What is being asked: Find the word "para" in the records below. List each line containing it.

Top of Given records

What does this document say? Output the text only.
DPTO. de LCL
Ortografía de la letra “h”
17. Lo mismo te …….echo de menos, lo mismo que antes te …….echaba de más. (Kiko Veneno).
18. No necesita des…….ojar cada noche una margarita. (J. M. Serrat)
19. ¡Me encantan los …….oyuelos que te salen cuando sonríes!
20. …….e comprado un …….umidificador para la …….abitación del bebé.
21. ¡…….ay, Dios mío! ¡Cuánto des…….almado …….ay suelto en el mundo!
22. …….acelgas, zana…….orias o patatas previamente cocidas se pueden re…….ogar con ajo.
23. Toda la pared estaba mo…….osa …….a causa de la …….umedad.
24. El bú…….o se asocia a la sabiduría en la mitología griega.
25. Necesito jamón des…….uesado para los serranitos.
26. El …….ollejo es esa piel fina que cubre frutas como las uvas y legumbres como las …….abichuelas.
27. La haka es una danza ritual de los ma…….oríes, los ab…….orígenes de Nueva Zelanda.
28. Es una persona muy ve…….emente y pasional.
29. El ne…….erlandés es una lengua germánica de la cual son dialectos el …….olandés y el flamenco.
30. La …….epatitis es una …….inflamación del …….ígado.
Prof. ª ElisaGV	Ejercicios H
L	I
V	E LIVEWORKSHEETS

Bottom of Given records

Exercise answer:
20. …….e comprado un …….umidificador para la …….abitación del bebé.
25. Necesito jamón des…….uesado para los serranitos.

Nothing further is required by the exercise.